◆ **Stated goal**
Leaving out the pictures, transcribe all of the records faithfully.

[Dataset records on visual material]
>> Begin

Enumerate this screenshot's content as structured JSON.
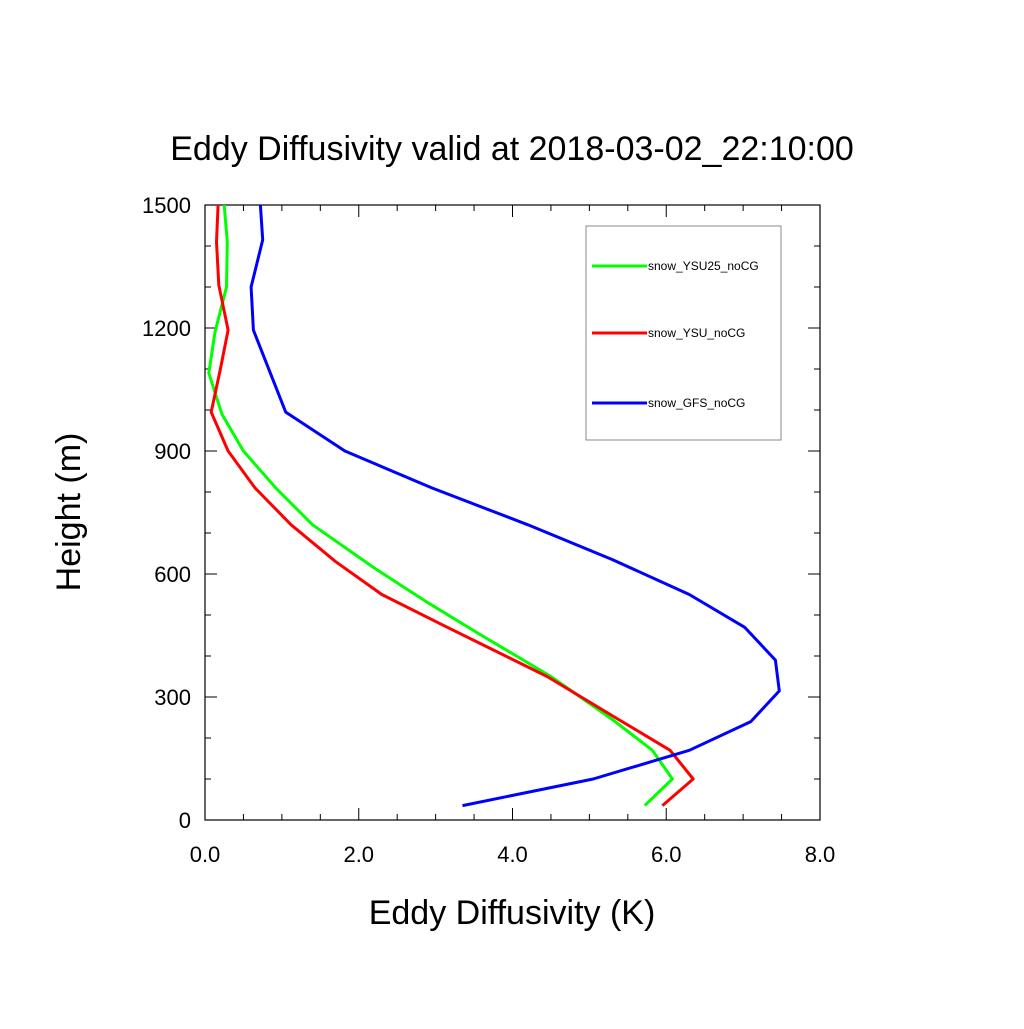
{
  "chart_data": {
    "type": "line",
    "title": "Eddy Diffusivity valid at 2018-03-02_22:10:00",
    "xlabel": "Eddy Diffusivity (K)",
    "ylabel": "Height (m)",
    "xlim": [
      0,
      8
    ],
    "ylim": [
      0,
      1500
    ],
    "x_ticks": [
      "0.0",
      "2.0",
      "4.0",
      "6.0",
      "8.0"
    ],
    "y_ticks": [
      "0",
      "300",
      "600",
      "900",
      "1200",
      "1500"
    ],
    "legend_position": "top-right",
    "grid": false,
    "series": [
      {
        "name": "snow_YSU25_noCG",
        "color": "#00ff00",
        "points": [
          [
            5.72,
            35
          ],
          [
            6.08,
            100
          ],
          [
            5.82,
            170
          ],
          [
            5.3,
            245
          ],
          [
            4.5,
            350
          ],
          [
            3.6,
            450
          ],
          [
            2.9,
            530
          ],
          [
            2.2,
            615
          ],
          [
            1.4,
            720
          ],
          [
            0.92,
            810
          ],
          [
            0.5,
            900
          ],
          [
            0.22,
            990
          ],
          [
            0.05,
            1090
          ],
          [
            0.13,
            1190
          ],
          [
            0.28,
            1300
          ],
          [
            0.29,
            1410
          ],
          [
            0.25,
            1500
          ]
        ]
      },
      {
        "name": "snow_YSU_noCG",
        "color": "#ff0000",
        "points": [
          [
            5.95,
            35
          ],
          [
            6.35,
            100
          ],
          [
            6.05,
            170
          ],
          [
            5.38,
            245
          ],
          [
            4.45,
            350
          ],
          [
            3.1,
            475
          ],
          [
            2.3,
            550
          ],
          [
            1.7,
            630
          ],
          [
            1.12,
            720
          ],
          [
            0.65,
            810
          ],
          [
            0.3,
            900
          ],
          [
            0.08,
            995
          ],
          [
            0.2,
            1100
          ],
          [
            0.3,
            1195
          ],
          [
            0.18,
            1305
          ],
          [
            0.15,
            1410
          ],
          [
            0.17,
            1500
          ]
        ]
      },
      {
        "name": "snow_GFS_noCG",
        "color": "#0000ff",
        "points": [
          [
            3.35,
            35
          ],
          [
            5.05,
            100
          ],
          [
            6.3,
            170
          ],
          [
            7.1,
            240
          ],
          [
            7.47,
            315
          ],
          [
            7.42,
            390
          ],
          [
            7.02,
            470
          ],
          [
            6.3,
            550
          ],
          [
            5.3,
            635
          ],
          [
            4.2,
            720
          ],
          [
            2.95,
            810
          ],
          [
            1.82,
            900
          ],
          [
            1.05,
            995
          ],
          [
            0.63,
            1195
          ],
          [
            0.6,
            1300
          ],
          [
            0.75,
            1415
          ],
          [
            0.72,
            1500
          ]
        ]
      }
    ]
  }
}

>> End

◆ **Written response**
Enumerate this screenshot's content as structured JSON.
{
  "chart_data": {
    "type": "line",
    "title": "Eddy Diffusivity valid at 2018-03-02_22:10:00",
    "xlabel": "Eddy Diffusivity (K)",
    "ylabel": "Height (m)",
    "xlim": [
      0,
      8
    ],
    "ylim": [
      0,
      1500
    ],
    "x_ticks": [
      "0.0",
      "2.0",
      "4.0",
      "6.0",
      "8.0"
    ],
    "y_ticks": [
      "0",
      "300",
      "600",
      "900",
      "1200",
      "1500"
    ],
    "legend_position": "top-right",
    "grid": false,
    "series": [
      {
        "name": "snow_YSU25_noCG",
        "color": "#00ff00",
        "points": [
          [
            5.72,
            35
          ],
          [
            6.08,
            100
          ],
          [
            5.82,
            170
          ],
          [
            5.3,
            245
          ],
          [
            4.5,
            350
          ],
          [
            3.6,
            450
          ],
          [
            2.9,
            530
          ],
          [
            2.2,
            615
          ],
          [
            1.4,
            720
          ],
          [
            0.92,
            810
          ],
          [
            0.5,
            900
          ],
          [
            0.22,
            990
          ],
          [
            0.05,
            1090
          ],
          [
            0.13,
            1190
          ],
          [
            0.28,
            1300
          ],
          [
            0.29,
            1410
          ],
          [
            0.25,
            1500
          ]
        ]
      },
      {
        "name": "snow_YSU_noCG",
        "color": "#ff0000",
        "points": [
          [
            5.95,
            35
          ],
          [
            6.35,
            100
          ],
          [
            6.05,
            170
          ],
          [
            5.38,
            245
          ],
          [
            4.45,
            350
          ],
          [
            3.1,
            475
          ],
          [
            2.3,
            550
          ],
          [
            1.7,
            630
          ],
          [
            1.12,
            720
          ],
          [
            0.65,
            810
          ],
          [
            0.3,
            900
          ],
          [
            0.08,
            995
          ],
          [
            0.2,
            1100
          ],
          [
            0.3,
            1195
          ],
          [
            0.18,
            1305
          ],
          [
            0.15,
            1410
          ],
          [
            0.17,
            1500
          ]
        ]
      },
      {
        "name": "snow_GFS_noCG",
        "color": "#0000ff",
        "points": [
          [
            3.35,
            35
          ],
          [
            5.05,
            100
          ],
          [
            6.3,
            170
          ],
          [
            7.1,
            240
          ],
          [
            7.47,
            315
          ],
          [
            7.42,
            390
          ],
          [
            7.02,
            470
          ],
          [
            6.3,
            550
          ],
          [
            5.3,
            635
          ],
          [
            4.2,
            720
          ],
          [
            2.95,
            810
          ],
          [
            1.82,
            900
          ],
          [
            1.05,
            995
          ],
          [
            0.63,
            1195
          ],
          [
            0.6,
            1300
          ],
          [
            0.75,
            1415
          ],
          [
            0.72,
            1500
          ]
        ]
      }
    ]
  }
}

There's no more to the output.